> [GIVEN TEXT]:
◇ ◇ ◇ ◇ ◇ ◇ ◇
This cute one is the Olympus Trip 35, a fully-automatic viewfinder camera made from 1968 to 1983. It was originally intended for the snapshooter market, but it's developed a weird cult following among serious photographers in the Internet era. I got one a couple of years ago to see what all the fuss was about. As we all know, cult cameras usually become cult cameras because they are so bad. This is a cult camera because it's awesome: tiny, tough, simple, and fun, with a great lens.
Jump to: Body | Lens | Filter thread | Viewfinder | Metering & exposure | Shutter | Exposure modes | Film | Film advance | Use with flash | Focusing | Batteries | Shooting | Reliability | Buying one | Around the Internets | Thanks
Mostly metal, and all gorgeous. It's perfect for me; small enough that it fits happily in the side pocket of my tiny LowePro Nova bag, but substantial enough that it doesn't feel awkward to use. Weight-wise (about 400g), it's the same deal: heavy enough that you feel like you're using a real camera, light enough that you don't mind carrying it about. It's built as well as any other camera I've used, even my gigantic, three-pound D2H.
Hey, before I replaced the leatherette with the lovely British Racing Green one sent to me by a kind reader, my Trip's leatherette was in OK condition. My D2H's leatherette, shortly before I killed that camera, was tatty, peeling, and stretching so bad that I had to cut away a huge chunk of it just so I could use the front command dial, despite being about thirty years newer.
Want to make your own leatherette? Reader Luke Cardew did, and very kindly shares the template he made for the leatherette so now you can all make make your own too. Thanks, Luke!
Boring Train Picture #1, shot with an Olympus Trip 35 and Kodak Ektar 100.
It's got a superb non-interchangeable 40mm f/2.8, with four elements in three groups. 40mm is a great focal length; it lets you get a bit closer (and get slightly punchier-looking images) than a 50mm, without distorting perspective like a wide-angle.
It is sharp. Sharp sharp sharp, right out to the corners at every aperture, with no distortion. SLR lenses have to do all sorts of optical contortions because they have to have enough space from the rear of the lens to the film plane to clear the massive SLR mirror. Cute little fixed-lens cameras like this don't have this problem; they can be designed from the ground up to position the lens at the optimal distance from the focal plane. It's also why a Leica rangefinder camera with a lens costing an order of magnitude or two more than this camera is so great, too.
◇ ◇ ◇ ◇ ◇ ◇ ◇
Source data:
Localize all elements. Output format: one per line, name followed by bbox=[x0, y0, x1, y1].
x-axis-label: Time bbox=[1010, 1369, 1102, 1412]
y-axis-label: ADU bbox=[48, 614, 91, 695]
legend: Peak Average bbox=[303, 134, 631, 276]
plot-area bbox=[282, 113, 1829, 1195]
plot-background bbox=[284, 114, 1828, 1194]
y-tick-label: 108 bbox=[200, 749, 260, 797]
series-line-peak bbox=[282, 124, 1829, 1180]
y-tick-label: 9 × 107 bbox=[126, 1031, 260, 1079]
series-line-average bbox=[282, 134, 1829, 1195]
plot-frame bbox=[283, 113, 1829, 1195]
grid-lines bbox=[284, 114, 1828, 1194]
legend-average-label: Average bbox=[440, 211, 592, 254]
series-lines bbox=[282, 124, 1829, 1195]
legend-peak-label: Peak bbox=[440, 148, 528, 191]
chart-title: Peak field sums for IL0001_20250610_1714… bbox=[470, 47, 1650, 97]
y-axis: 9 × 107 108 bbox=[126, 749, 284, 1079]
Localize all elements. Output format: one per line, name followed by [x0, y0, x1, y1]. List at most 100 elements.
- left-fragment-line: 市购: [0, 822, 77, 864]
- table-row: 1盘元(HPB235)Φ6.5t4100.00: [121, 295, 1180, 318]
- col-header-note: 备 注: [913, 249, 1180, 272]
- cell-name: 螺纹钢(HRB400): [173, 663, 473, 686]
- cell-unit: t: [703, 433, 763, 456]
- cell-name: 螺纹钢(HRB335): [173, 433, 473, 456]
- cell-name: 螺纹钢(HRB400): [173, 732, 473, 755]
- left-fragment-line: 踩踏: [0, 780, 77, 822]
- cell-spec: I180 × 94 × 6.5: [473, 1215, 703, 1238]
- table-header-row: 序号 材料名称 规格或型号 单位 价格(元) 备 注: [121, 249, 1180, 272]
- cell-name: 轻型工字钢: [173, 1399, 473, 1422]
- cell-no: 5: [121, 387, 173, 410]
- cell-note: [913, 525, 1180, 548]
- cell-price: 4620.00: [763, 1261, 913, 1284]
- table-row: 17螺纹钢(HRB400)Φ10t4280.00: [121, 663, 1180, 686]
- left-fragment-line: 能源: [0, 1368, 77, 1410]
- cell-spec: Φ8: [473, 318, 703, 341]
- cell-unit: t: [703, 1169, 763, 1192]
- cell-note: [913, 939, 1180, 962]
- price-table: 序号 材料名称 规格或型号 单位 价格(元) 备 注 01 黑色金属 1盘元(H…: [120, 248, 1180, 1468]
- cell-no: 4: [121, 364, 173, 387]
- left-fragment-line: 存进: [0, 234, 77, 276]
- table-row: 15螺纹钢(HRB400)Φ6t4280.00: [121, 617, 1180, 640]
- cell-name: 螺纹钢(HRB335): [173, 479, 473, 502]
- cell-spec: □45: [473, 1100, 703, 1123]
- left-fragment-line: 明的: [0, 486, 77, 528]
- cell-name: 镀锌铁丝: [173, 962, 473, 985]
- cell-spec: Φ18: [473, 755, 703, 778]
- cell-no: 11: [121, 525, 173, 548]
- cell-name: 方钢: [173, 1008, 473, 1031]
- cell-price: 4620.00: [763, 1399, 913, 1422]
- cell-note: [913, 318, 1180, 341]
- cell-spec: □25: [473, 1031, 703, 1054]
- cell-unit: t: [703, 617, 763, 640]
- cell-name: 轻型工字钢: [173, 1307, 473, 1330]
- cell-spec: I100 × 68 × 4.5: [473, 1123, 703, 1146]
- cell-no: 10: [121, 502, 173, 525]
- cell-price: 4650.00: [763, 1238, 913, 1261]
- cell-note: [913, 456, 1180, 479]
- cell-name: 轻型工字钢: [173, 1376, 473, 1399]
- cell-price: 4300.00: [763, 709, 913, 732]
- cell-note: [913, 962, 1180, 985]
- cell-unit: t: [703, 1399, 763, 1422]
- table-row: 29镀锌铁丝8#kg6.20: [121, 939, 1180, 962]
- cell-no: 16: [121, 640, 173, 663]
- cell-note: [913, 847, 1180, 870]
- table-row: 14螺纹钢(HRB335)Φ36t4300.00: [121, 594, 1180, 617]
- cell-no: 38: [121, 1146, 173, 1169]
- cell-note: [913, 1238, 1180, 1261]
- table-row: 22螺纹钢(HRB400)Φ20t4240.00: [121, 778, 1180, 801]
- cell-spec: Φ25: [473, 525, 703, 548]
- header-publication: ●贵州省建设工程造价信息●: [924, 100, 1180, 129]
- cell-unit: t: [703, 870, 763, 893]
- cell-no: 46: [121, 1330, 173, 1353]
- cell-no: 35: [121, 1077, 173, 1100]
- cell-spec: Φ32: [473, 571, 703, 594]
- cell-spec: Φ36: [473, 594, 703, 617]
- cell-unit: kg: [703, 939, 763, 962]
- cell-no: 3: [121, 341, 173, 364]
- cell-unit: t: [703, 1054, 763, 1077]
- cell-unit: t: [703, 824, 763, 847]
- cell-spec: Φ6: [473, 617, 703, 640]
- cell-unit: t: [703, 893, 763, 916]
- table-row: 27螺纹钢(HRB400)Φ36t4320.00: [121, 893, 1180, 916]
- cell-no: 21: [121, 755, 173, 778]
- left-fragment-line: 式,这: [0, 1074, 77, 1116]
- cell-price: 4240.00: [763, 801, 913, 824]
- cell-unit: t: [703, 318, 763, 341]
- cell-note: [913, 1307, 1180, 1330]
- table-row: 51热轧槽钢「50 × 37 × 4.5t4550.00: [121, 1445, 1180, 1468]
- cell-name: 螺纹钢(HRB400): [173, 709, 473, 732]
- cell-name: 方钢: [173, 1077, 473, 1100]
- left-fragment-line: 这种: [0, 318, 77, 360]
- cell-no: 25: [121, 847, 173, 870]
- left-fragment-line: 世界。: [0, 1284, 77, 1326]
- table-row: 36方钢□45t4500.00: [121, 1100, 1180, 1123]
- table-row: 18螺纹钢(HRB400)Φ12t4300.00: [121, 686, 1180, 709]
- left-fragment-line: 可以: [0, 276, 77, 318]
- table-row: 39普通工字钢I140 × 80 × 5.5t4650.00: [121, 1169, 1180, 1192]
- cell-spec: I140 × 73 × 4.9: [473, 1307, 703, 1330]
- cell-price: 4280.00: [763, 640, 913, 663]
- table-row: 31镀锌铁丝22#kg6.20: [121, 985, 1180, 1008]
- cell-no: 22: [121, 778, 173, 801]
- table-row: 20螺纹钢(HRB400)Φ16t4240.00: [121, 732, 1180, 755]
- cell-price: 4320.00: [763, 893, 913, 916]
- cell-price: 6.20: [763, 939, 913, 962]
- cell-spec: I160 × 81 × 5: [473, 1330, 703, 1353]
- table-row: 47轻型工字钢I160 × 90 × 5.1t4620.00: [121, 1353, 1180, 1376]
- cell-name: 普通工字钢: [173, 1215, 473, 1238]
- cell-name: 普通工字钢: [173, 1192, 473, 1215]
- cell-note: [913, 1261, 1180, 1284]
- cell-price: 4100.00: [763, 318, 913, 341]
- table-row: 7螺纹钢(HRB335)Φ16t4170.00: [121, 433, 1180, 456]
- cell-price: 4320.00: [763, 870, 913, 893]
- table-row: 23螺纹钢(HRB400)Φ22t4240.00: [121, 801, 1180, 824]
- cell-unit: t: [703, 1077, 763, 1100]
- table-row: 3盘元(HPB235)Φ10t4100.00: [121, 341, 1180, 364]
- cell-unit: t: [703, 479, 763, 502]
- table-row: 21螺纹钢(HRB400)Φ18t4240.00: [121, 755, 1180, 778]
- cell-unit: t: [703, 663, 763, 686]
◇ ◇ ◇ ◇ ◇ ◇ ◇
> [WRITTEN TASK 1]:
For each statement, say yes or no depending on whether the Olympus Trip 35 review agrees with it, and quote the words from the review that decide it.
(a) The camera was produced from 1968 to 1983.
(b) The camera weighs about 400g.
(c) The camera's lens is interchangeable.
> [WRITTEN TASK 2]:
Answer these questions using the Olympus Trip 35 review.
(a) What market was the camera originally intended for?
(b) What color was the replacement leatherette that a reader sent?
(c) How many elements and groups does the lens have?

> [OUTPUT 1]:
(a) Yes: "made from 1968 to 1983"
(b) Yes: "Weight-wise (about 400g)"
(c) No: "a superb non-interchangeable 40mm f/2.8"

> [OUTPUT 2]:
(a) The snapshooter market.
(b) British Racing Green.
(c) Four elements in three groups.